### Short exercise
Only the number is wanted: count the lines that contain "kaupmáttar".
··· Listing
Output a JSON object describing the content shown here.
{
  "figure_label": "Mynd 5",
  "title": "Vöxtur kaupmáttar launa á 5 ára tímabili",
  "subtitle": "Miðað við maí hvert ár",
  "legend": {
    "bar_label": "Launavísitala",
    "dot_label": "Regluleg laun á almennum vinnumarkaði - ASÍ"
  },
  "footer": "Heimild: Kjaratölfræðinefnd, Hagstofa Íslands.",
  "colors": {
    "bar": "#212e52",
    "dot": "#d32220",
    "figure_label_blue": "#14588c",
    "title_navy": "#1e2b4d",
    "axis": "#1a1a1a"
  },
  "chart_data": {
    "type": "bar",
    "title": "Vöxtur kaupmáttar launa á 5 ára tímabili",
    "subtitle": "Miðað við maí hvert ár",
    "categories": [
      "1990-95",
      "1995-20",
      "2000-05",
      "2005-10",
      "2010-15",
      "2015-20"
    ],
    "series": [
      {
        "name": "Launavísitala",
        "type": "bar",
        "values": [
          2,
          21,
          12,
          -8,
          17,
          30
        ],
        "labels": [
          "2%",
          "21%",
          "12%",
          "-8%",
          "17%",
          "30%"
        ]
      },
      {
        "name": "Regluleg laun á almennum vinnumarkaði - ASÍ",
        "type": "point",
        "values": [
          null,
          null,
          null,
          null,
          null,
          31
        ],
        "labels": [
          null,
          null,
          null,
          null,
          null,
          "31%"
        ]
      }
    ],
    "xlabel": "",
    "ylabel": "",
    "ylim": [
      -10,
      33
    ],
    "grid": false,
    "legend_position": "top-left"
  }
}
······
### Written response
2